►

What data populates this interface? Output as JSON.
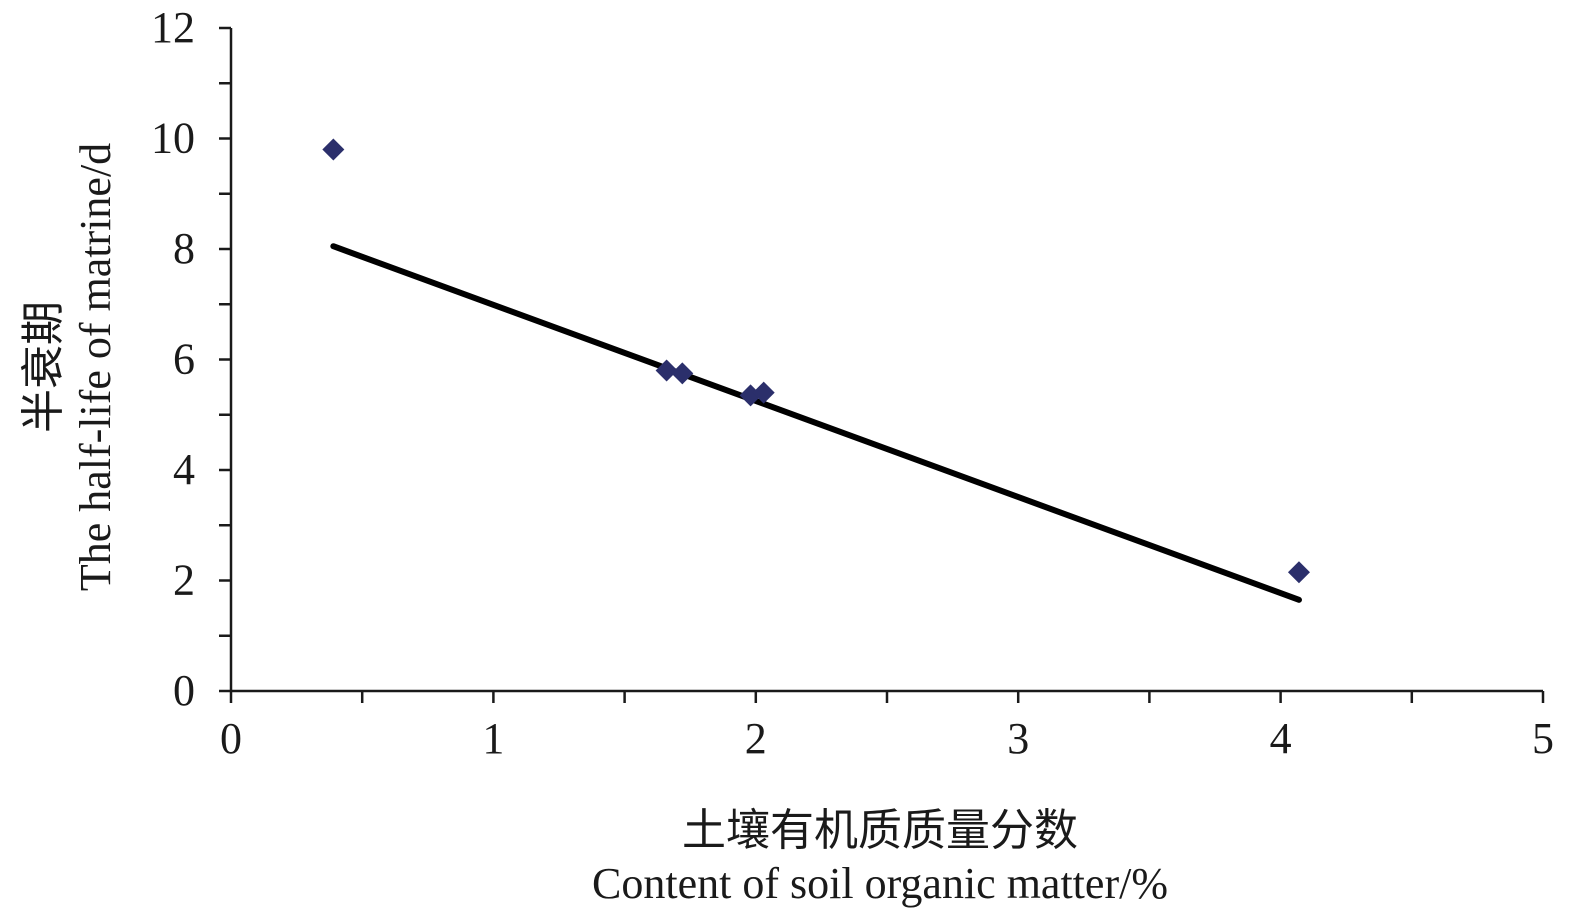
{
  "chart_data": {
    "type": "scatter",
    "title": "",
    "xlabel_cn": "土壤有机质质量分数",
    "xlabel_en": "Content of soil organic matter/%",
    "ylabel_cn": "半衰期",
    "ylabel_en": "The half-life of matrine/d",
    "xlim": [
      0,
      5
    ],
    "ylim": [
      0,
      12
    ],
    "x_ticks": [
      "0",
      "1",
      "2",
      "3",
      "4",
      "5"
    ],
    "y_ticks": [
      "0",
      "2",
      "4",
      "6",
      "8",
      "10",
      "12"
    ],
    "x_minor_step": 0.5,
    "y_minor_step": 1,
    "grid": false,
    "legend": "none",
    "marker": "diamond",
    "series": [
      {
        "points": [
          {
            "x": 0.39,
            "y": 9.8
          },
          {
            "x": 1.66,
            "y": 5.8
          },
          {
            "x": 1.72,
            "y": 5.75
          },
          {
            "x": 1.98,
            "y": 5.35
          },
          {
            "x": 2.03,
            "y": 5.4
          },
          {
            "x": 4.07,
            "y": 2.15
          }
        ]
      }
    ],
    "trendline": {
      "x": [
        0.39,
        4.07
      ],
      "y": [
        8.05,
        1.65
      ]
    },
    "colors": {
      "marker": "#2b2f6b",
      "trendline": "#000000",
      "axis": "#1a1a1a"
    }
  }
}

◄
►

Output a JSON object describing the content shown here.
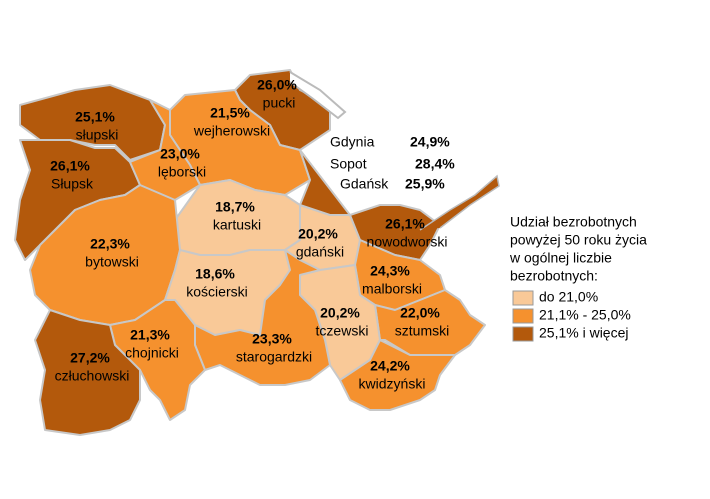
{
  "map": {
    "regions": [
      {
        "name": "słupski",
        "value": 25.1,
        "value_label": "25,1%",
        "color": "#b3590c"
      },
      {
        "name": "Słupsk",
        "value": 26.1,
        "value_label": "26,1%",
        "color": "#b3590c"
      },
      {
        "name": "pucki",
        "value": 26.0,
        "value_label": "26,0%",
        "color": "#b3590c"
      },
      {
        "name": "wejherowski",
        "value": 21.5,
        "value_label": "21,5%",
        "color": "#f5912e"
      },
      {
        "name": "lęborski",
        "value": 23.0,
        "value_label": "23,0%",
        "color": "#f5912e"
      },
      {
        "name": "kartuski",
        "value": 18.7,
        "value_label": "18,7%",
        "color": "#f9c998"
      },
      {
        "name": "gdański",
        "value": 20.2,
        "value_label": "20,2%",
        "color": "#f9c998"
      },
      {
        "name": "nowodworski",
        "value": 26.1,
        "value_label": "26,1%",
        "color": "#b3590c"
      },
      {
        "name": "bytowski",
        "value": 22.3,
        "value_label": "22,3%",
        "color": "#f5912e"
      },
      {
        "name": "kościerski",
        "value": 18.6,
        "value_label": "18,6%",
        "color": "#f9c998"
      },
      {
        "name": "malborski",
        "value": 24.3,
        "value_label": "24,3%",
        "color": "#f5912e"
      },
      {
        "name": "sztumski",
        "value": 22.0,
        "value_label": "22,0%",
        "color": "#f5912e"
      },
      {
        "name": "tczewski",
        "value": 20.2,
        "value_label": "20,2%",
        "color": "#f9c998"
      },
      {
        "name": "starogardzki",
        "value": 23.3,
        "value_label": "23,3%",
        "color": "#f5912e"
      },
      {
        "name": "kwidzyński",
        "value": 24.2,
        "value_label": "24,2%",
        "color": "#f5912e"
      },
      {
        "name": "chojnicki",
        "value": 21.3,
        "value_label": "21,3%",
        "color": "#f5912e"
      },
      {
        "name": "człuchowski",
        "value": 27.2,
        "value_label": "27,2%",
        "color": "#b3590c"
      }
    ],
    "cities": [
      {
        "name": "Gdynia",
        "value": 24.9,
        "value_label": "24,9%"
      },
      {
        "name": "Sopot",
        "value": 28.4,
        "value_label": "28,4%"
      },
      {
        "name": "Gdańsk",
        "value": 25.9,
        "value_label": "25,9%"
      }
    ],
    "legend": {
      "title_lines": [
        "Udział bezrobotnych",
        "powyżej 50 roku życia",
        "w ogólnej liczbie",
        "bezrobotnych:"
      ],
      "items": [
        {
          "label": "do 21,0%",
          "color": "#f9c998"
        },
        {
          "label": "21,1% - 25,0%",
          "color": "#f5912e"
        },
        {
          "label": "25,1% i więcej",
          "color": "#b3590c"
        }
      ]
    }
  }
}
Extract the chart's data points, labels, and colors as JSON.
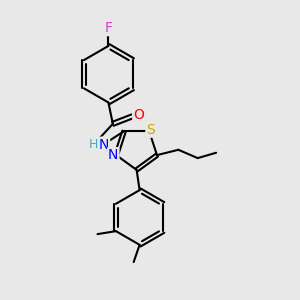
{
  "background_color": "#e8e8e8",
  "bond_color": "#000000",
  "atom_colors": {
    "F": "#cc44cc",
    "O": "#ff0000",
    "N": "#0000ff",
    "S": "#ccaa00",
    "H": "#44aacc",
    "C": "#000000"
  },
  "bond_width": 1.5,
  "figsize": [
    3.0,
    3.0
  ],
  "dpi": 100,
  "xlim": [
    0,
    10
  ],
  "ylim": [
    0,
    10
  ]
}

◄
►

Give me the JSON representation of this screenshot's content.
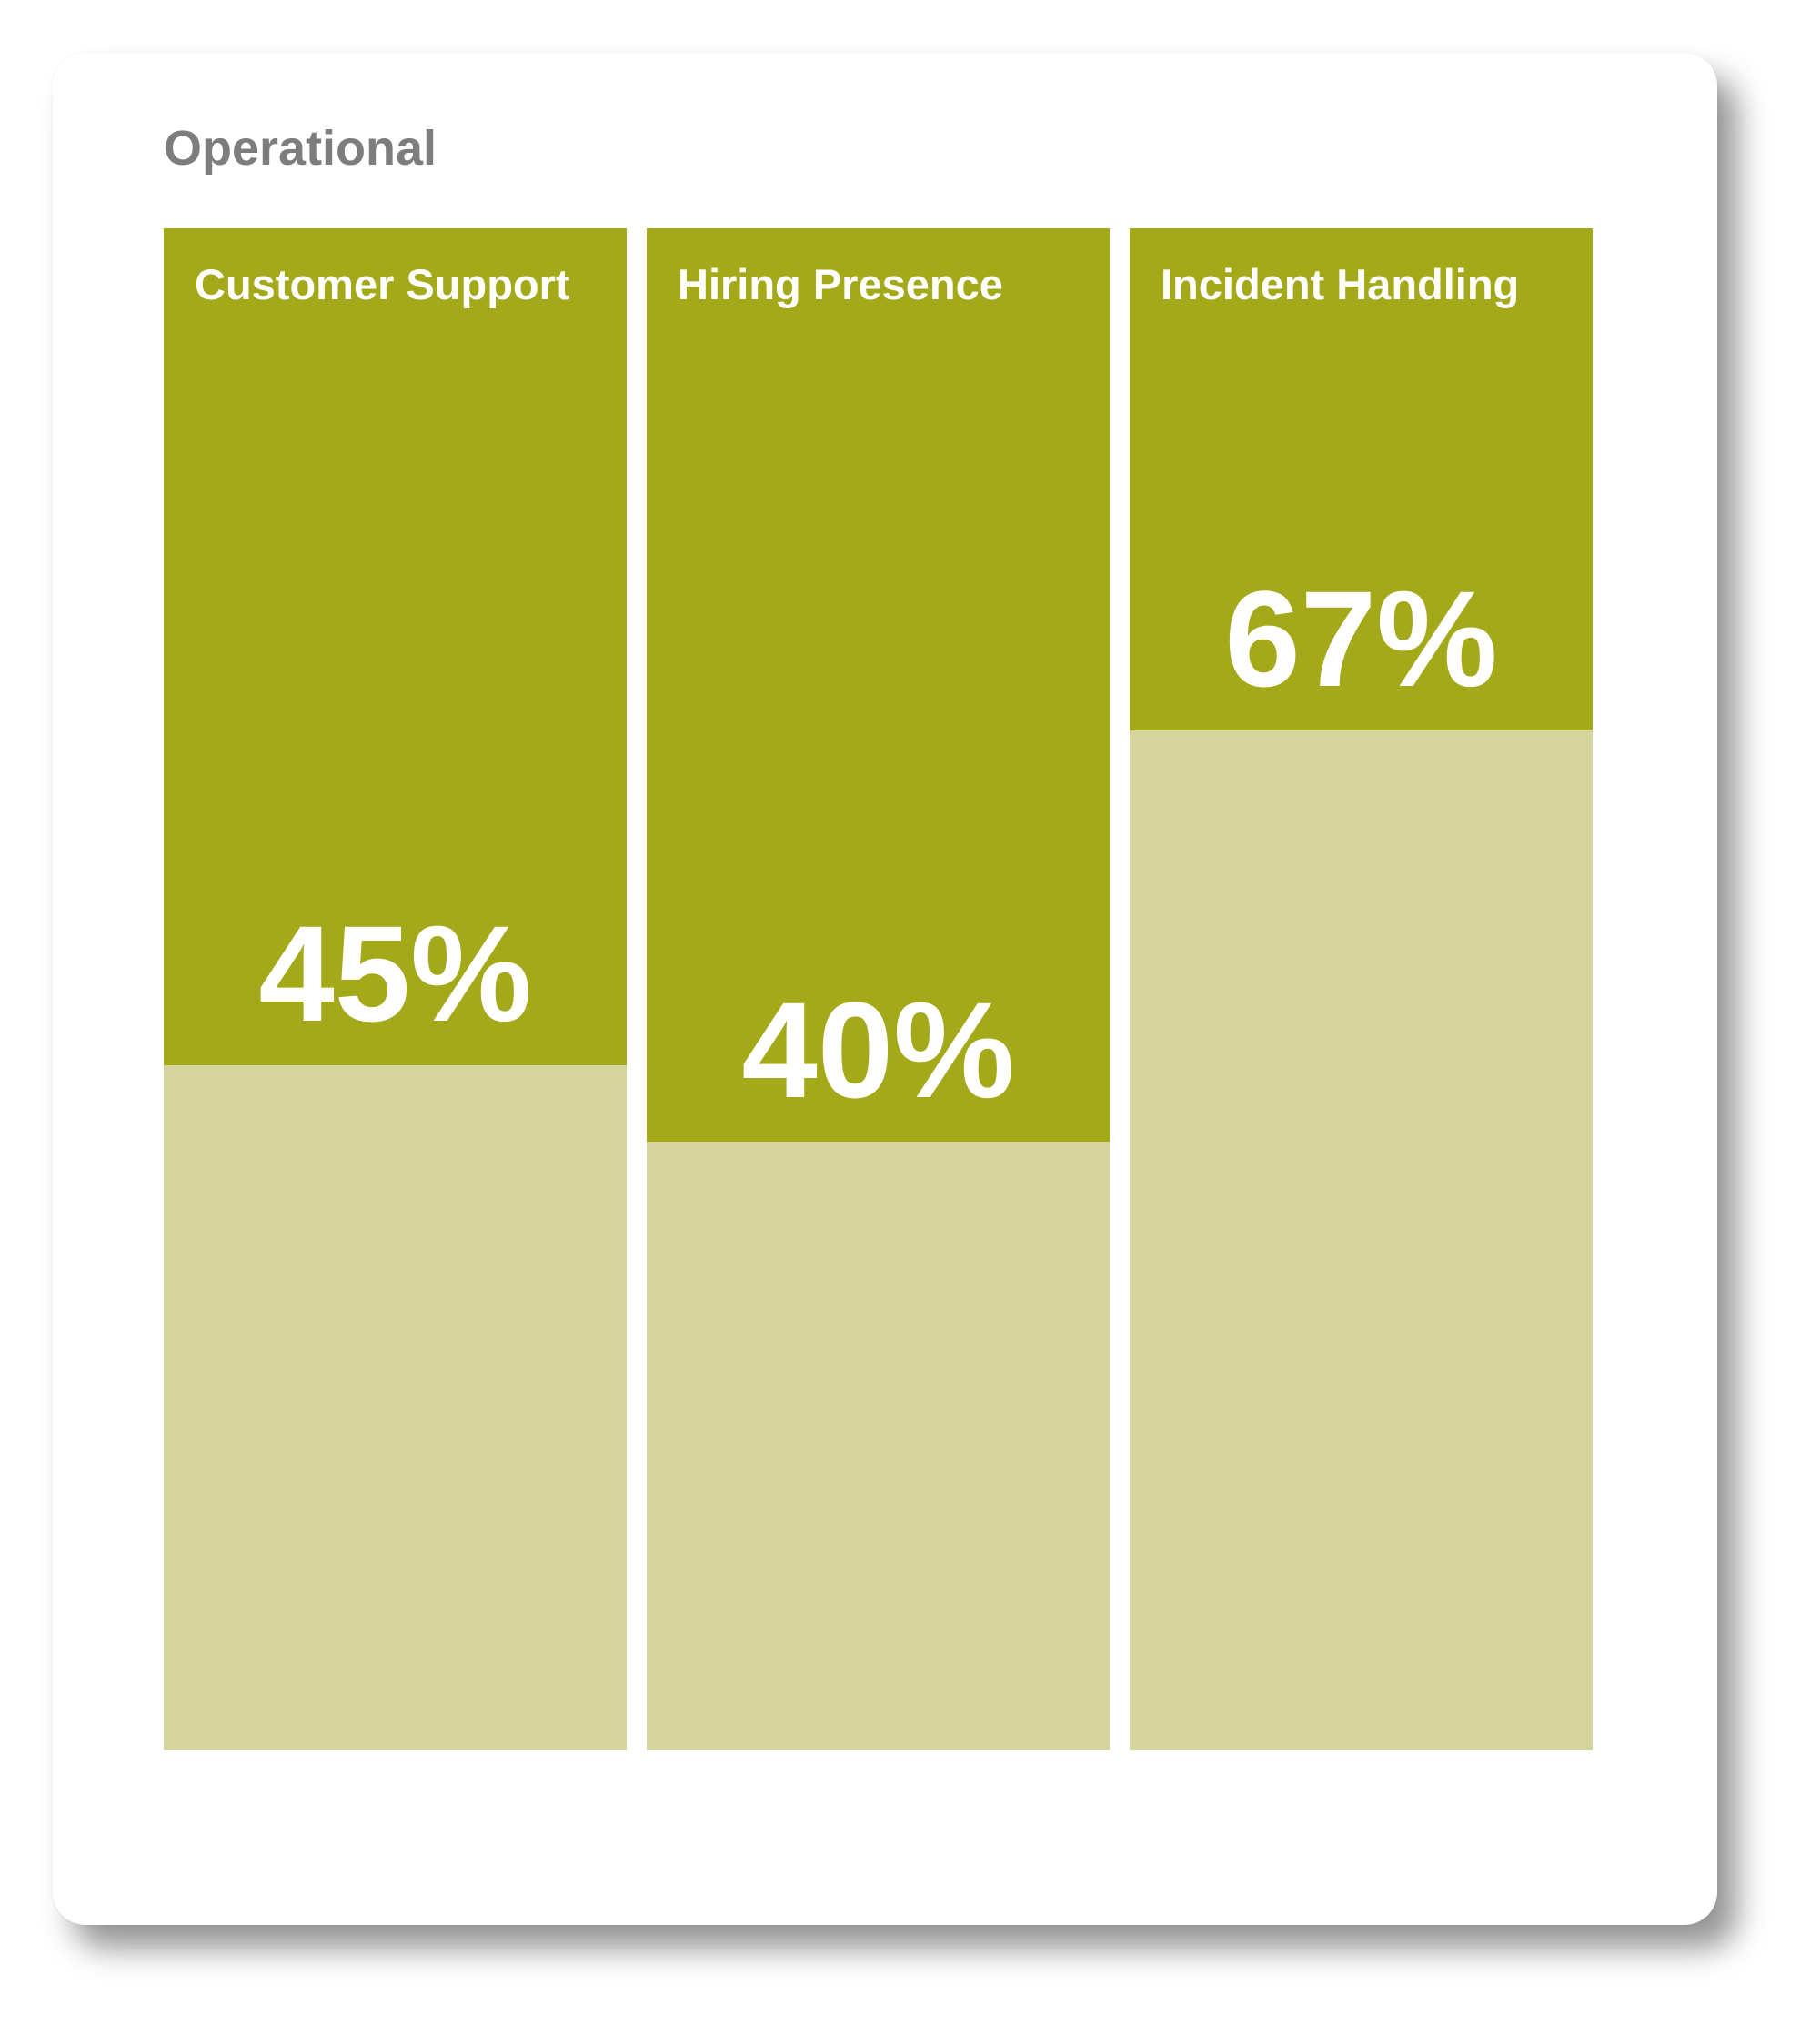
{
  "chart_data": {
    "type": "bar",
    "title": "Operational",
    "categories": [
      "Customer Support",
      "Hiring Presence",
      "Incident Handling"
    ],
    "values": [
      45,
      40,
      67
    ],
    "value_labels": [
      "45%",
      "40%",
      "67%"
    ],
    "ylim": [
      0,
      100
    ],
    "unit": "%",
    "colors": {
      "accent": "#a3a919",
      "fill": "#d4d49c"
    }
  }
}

◄

Reproduce each line from the records that contains the word "JSON".

What data populates this interface? Output as JSON.
Output a JSON object describing the content shown here.
Extract the chart's data points, labels, and colors as JSON.
Give me the JSON representation of this screenshot's content.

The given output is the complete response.